Collect every line that includes the string "SDTVAR".

[BEGIN]

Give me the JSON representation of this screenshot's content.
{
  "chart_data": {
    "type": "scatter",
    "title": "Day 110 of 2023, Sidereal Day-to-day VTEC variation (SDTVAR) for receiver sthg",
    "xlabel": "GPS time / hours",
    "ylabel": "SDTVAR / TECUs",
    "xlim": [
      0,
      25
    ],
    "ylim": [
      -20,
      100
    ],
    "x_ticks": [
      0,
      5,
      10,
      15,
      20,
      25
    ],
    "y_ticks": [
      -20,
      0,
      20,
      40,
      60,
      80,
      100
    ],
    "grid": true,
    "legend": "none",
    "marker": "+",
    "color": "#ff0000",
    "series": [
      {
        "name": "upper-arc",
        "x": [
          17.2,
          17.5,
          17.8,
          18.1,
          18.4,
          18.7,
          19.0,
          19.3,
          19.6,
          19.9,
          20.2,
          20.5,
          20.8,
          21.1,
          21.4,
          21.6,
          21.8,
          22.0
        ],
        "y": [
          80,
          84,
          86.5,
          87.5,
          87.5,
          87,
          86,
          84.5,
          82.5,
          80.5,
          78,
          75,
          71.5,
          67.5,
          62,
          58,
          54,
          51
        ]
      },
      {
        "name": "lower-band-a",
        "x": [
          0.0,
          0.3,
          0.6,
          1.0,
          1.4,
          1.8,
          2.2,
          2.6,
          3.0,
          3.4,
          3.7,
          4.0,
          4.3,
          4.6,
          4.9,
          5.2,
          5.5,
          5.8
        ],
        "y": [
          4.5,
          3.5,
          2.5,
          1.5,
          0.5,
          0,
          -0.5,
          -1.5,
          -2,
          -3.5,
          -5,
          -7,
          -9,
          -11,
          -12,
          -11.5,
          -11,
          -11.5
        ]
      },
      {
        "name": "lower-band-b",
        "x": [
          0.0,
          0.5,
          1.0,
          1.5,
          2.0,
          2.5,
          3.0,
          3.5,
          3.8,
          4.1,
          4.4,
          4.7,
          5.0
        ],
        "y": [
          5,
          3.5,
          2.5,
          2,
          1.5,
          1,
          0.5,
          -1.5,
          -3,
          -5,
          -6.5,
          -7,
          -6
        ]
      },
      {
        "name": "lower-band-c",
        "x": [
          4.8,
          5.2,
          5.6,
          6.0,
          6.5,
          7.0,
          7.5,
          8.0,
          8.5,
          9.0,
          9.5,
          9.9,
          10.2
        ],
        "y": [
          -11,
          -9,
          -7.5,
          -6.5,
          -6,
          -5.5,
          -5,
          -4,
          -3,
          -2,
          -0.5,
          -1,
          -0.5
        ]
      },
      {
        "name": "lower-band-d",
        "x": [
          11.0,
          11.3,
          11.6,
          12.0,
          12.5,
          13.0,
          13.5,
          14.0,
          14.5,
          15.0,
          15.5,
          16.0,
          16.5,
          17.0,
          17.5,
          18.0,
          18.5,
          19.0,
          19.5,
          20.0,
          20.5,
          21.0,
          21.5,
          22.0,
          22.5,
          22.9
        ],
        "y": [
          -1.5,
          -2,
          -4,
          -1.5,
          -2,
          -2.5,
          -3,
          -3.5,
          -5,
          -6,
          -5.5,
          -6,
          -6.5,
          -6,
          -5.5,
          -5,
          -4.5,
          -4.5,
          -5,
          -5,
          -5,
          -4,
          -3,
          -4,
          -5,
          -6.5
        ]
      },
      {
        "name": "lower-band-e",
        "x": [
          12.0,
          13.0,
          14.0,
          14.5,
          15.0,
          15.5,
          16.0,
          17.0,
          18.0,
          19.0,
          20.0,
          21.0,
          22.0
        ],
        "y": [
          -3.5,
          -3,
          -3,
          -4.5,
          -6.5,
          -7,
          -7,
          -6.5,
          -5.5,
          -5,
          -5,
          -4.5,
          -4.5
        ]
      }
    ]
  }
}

[END]

▸ **Response to this task**
    "title": "Day 110 of 2023, Sidereal Day-to-day VTEC variation (SDTVAR) for receiver sthg",
    "ylabel": "SDTVAR / TECUs",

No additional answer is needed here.